**Stored rows:**
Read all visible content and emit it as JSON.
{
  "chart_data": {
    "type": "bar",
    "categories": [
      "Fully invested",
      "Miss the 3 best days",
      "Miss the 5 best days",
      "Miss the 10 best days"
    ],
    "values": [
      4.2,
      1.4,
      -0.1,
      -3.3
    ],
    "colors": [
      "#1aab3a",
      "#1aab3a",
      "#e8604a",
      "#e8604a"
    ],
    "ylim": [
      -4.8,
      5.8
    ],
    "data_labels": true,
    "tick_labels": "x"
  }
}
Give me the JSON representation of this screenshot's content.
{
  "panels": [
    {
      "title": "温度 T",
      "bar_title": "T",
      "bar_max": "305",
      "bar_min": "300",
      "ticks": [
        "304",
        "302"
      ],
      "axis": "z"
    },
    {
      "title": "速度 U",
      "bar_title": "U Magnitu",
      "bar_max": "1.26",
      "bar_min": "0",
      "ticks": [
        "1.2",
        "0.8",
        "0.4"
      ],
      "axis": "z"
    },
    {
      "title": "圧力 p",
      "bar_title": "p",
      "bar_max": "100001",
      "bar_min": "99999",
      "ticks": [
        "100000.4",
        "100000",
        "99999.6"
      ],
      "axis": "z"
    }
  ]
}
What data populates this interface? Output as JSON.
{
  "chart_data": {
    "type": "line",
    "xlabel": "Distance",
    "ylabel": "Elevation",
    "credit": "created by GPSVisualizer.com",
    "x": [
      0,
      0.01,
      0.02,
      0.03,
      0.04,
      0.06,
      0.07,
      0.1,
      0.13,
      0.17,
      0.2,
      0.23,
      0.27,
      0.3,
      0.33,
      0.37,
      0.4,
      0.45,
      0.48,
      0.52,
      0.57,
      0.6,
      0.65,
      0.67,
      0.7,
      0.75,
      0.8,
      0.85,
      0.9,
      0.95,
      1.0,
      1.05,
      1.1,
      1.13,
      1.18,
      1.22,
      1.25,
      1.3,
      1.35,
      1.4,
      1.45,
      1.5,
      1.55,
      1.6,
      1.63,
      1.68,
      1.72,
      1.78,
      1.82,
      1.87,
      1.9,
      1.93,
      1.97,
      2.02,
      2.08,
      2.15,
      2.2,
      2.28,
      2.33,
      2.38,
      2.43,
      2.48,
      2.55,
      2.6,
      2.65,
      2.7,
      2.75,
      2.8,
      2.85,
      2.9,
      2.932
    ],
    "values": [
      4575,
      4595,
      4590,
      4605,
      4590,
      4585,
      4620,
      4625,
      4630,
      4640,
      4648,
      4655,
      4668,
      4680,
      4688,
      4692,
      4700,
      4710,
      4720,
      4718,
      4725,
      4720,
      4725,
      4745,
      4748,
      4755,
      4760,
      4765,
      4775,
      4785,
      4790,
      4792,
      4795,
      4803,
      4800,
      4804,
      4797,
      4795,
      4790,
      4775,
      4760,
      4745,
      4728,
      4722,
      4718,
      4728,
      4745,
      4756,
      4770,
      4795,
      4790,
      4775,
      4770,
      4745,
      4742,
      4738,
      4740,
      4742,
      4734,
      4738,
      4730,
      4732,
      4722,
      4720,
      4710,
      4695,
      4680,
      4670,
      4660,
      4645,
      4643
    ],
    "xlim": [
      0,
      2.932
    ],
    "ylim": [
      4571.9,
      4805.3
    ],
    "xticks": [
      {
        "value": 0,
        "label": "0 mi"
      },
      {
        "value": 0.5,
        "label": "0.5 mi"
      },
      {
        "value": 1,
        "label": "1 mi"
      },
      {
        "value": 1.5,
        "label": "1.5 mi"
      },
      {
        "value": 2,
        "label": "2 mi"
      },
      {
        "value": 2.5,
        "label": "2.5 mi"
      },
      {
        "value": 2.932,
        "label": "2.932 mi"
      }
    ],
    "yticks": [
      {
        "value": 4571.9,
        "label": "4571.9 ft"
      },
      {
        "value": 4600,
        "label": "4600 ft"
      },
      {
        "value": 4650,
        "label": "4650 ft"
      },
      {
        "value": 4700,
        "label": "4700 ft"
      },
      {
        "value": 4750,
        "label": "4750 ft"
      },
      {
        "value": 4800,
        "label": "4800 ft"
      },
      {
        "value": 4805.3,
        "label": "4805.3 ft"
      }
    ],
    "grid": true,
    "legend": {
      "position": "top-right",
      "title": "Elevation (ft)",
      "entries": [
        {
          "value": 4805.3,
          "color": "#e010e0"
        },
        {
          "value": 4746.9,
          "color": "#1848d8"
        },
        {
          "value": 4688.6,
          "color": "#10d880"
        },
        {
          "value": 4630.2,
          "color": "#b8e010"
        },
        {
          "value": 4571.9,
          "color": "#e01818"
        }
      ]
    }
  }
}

**Task instructions:**
Look through the entries above and list every line containing "Elevation".

**Finished task:**
    "ylabel": "Elevation",
      "title": "Elevation (ft)",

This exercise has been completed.